:: Exercise aim ::
Word for word, quote all of the material, omitting the pictures.

* begin *

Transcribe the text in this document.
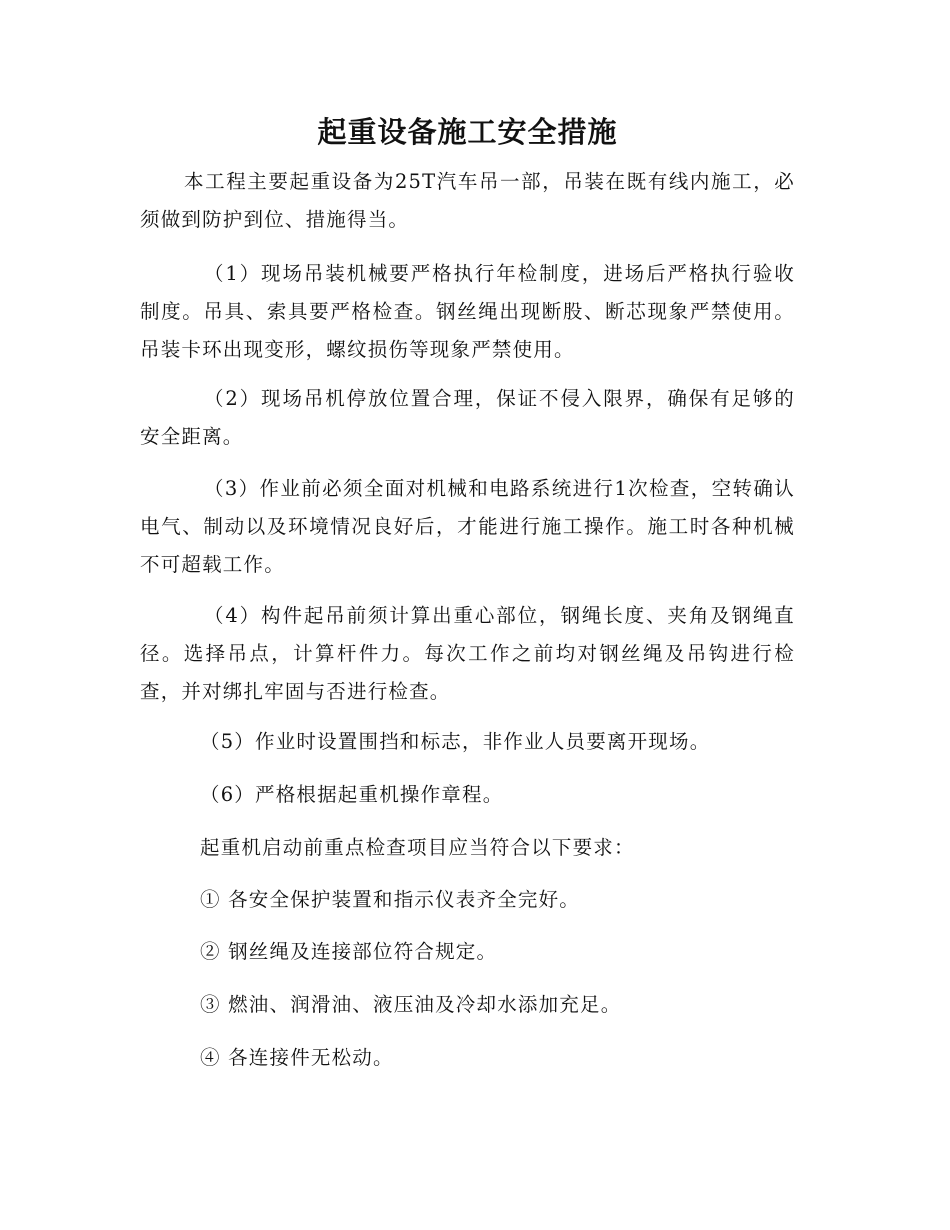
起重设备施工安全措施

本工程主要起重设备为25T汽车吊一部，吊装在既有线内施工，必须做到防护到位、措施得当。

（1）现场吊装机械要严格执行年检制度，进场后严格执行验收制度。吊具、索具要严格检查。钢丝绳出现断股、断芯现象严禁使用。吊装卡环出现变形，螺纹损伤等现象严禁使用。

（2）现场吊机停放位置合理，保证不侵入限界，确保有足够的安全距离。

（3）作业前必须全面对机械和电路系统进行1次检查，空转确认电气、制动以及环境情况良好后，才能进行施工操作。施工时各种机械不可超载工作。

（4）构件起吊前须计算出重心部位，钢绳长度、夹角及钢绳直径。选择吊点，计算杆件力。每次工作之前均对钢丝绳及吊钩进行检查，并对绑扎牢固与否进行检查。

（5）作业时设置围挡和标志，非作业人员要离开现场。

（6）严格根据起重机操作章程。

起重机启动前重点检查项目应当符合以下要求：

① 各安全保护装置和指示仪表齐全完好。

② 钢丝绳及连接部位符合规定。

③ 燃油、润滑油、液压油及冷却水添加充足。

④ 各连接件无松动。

* end *

:: Response to the exercise ::
Transcribe the text in this document.
起重设备施工安全措施

本工程主要起重设备为25T汽车吊一部，吊装在既有线内施工，必须做到防护到位、措施得当。

（1）现场吊装机械要严格执行年检制度，进场后严格执行验收制度。吊具、索具要严格检查。钢丝绳出现断股、断芯现象严禁使用。吊装卡环出现变形，螺纹损伤等现象严禁使用。

（2）现场吊机停放位置合理，保证不侵入限界，确保有足够的安全距离。

（3）作业前必须全面对机械和电路系统进行1次检查，空转确认电气、制动以及环境情况良好后，才能进行施工操作。施工时各种机械不可超载工作。

（4）构件起吊前须计算出重心部位，钢绳长度、夹角及钢绳直径。选择吊点，计算杆件力。每次工作之前均对钢丝绳及吊钩进行检查，并对绑扎牢固与否进行检查。

（5）作业时设置围挡和标志，非作业人员要离开现场。

（6）严格根据起重机操作章程。

起重机启动前重点检查项目应当符合以下要求：

① 各安全保护装置和指示仪表齐全完好。

② 钢丝绳及连接部位符合规定。

③ 燃油、润滑油、液压油及冷却水添加充足。

④ 各连接件无松动。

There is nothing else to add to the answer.